Give the listing below again in full, exactly as written.
--- start of MATERIAL SUPPLIED ---
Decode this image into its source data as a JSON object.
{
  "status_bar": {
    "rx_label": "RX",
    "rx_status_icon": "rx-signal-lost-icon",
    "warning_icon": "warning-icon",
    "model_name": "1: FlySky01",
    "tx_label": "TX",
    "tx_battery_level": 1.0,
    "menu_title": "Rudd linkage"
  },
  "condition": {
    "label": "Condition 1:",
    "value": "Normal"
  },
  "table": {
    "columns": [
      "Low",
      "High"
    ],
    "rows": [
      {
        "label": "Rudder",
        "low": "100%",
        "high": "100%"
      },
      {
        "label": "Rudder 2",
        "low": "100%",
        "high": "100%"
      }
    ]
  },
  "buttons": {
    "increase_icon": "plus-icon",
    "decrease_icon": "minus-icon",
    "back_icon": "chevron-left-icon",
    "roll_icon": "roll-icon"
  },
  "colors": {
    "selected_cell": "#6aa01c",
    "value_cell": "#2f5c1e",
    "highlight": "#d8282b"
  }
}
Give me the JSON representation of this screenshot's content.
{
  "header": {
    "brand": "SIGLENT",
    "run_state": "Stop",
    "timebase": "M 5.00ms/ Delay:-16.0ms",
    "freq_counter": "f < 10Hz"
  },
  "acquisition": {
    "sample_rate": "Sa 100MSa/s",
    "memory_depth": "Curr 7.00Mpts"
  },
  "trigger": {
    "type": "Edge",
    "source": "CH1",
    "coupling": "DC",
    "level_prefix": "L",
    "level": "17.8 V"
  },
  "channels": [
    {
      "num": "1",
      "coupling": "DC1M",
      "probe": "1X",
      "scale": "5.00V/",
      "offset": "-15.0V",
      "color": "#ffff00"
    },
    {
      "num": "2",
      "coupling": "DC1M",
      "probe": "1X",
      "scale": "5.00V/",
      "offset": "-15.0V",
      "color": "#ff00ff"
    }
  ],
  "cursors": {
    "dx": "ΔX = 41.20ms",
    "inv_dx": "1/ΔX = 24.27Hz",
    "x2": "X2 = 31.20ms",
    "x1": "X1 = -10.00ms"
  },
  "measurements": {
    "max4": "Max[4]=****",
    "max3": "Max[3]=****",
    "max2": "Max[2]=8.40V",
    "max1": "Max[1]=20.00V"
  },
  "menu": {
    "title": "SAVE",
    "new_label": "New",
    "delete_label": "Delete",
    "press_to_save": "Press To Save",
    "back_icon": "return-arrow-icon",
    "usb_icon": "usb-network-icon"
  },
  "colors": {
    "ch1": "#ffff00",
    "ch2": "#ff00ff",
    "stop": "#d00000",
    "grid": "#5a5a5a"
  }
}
--- end of MATERIAL SUPPLIED ---
» COMPLETED EXERCISE:
Decode this image into its source data as a JSON object.
{
  "status_bar": {
    "rx_label": "RX",
    "rx_status_icon": "rx-signal-lost-icon",
    "warning_icon": "warning-icon",
    "model_name": "1: FlySky01",
    "tx_label": "TX",
    "tx_battery_level": 1.0,
    "menu_title": "Rudd linkage"
  },
  "condition": {
    "label": "Condition 1:",
    "value": "Normal"
  },
  "table": {
    "columns": [
      "Low",
      "High"
    ],
    "rows": [
      {
        "label": "Rudder",
        "low": "100%",
        "high": "100%"
      },
      {
        "label": "Rudder 2",
        "low": "100%",
        "high": "100%"
      }
    ]
  },
  "buttons": {
    "increase_icon": "plus-icon",
    "decrease_icon": "minus-icon",
    "back_icon": "chevron-left-icon",
    "roll_icon": "roll-icon"
  },
  "colors": {
    "selected_cell": "#6aa01c",
    "value_cell": "#2f5c1e",
    "highlight": "#d8282b"
  }
}
Give me the JSON representation of this screenshot's content.
{
  "header": {
    "brand": "SIGLENT",
    "run_state": "Stop",
    "timebase": "M 5.00ms/ Delay:-16.0ms",
    "freq_counter": "f < 10Hz"
  },
  "acquisition": {
    "sample_rate": "Sa 100MSa/s",
    "memory_depth": "Curr 7.00Mpts"
  },
  "trigger": {
    "type": "Edge",
    "source": "CH1",
    "coupling": "DC",
    "level_prefix": "L",
    "level": "17.8 V"
  },
  "channels": [
    {
      "num": "1",
      "coupling": "DC1M",
      "probe": "1X",
      "scale": "5.00V/",
      "offset": "-15.0V",
      "color": "#ffff00"
    },
    {
      "num": "2",
      "coupling": "DC1M",
      "probe": "1X",
      "scale": "5.00V/",
      "offset": "-15.0V",
      "color": "#ff00ff"
    }
  ],
  "cursors": {
    "dx": "ΔX = 41.20ms",
    "inv_dx": "1/ΔX = 24.27Hz",
    "x2": "X2 = 31.20ms",
    "x1": "X1 = -10.00ms"
  },
  "measurements": {
    "max4": "Max[4]=****",
    "max3": "Max[3]=****",
    "max2": "Max[2]=8.40V",
    "max1": "Max[1]=20.00V"
  },
  "menu": {
    "title": "SAVE",
    "new_label": "New",
    "delete_label": "Delete",
    "press_to_save": "Press To Save",
    "back_icon": "return-arrow-icon",
    "usb_icon": "usb-network-icon"
  },
  "colors": {
    "ch1": "#ffff00",
    "ch2": "#ff00ff",
    "stop": "#d00000",
    "grid": "#5a5a5a"
  }
}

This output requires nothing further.